GIVEN DATA:
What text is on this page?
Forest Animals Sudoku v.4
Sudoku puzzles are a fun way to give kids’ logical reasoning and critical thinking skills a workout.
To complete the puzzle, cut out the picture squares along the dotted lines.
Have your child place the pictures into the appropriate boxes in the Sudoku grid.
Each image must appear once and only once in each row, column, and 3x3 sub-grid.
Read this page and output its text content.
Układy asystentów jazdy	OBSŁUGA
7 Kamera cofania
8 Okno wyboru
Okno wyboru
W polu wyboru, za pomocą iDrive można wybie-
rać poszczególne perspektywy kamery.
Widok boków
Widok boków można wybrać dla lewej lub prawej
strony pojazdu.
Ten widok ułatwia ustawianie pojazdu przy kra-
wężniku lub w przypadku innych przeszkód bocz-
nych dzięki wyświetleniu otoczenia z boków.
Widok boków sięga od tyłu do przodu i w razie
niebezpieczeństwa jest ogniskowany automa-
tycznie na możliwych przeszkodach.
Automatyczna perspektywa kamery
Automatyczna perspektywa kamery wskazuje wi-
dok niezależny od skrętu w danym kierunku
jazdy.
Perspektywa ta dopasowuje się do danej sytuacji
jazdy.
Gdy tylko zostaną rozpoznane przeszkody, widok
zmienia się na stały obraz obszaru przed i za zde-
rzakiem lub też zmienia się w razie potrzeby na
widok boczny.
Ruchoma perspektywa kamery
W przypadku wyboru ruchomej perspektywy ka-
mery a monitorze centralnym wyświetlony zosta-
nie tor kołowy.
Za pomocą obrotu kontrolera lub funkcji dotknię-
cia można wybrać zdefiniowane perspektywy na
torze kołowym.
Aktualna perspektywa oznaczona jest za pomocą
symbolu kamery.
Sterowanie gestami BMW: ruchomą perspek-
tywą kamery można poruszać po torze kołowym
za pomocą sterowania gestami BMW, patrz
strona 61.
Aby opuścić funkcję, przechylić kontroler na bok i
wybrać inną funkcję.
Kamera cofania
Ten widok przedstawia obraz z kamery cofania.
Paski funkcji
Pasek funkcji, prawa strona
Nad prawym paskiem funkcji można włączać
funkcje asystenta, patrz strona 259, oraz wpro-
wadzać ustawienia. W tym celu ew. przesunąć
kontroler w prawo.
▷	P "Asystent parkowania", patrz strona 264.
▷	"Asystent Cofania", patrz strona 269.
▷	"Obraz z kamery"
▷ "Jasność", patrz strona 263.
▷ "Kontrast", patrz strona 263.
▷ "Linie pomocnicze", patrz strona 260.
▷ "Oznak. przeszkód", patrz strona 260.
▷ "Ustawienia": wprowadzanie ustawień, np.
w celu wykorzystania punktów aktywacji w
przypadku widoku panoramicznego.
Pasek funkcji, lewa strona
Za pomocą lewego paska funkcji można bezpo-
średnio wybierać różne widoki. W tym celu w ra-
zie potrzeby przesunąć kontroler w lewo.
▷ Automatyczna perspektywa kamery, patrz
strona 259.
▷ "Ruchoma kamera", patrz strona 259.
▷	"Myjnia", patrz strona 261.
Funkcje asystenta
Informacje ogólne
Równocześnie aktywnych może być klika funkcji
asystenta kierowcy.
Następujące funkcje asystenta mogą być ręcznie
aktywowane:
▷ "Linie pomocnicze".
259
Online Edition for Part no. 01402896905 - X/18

SHORT TASK:
Looking at the data above, how many lines hold the word "razie"? Respond with the number alone.

EXERCISE ANSWER:
2